RECORDS SUPPLIED →
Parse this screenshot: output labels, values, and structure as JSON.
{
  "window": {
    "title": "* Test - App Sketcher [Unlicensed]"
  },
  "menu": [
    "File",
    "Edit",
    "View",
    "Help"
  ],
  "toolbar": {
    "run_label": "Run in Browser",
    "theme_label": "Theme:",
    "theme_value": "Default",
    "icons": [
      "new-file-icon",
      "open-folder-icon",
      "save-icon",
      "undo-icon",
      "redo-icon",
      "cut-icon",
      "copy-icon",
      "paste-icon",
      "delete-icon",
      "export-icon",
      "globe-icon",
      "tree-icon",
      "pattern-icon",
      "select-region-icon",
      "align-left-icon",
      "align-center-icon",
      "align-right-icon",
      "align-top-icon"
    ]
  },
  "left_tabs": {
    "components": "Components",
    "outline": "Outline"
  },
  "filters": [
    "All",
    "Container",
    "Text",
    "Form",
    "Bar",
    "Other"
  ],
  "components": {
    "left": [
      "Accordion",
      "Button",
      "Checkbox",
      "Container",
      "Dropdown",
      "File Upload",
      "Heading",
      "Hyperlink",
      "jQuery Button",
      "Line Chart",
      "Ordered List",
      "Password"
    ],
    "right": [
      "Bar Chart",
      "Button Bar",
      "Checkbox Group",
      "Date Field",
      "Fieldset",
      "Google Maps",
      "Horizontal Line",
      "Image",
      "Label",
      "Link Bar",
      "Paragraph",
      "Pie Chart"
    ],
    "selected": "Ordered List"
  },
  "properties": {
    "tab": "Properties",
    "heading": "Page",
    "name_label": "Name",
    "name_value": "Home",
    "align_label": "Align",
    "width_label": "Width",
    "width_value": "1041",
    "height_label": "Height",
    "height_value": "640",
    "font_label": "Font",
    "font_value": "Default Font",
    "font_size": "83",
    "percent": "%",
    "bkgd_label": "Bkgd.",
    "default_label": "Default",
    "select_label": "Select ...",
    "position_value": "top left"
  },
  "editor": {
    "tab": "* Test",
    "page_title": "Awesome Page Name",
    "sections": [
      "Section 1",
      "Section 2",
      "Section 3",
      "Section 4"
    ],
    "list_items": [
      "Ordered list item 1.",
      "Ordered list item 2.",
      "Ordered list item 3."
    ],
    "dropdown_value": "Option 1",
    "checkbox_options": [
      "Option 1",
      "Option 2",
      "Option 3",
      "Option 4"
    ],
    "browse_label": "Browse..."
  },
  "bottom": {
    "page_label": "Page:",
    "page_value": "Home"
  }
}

TASK PROMPT → Copy out all lines above that include the string "Default".

WRITTEN REPLY →
    "theme_value": "Default",
    "font_value": "Default Font",
    "default_label": "Default",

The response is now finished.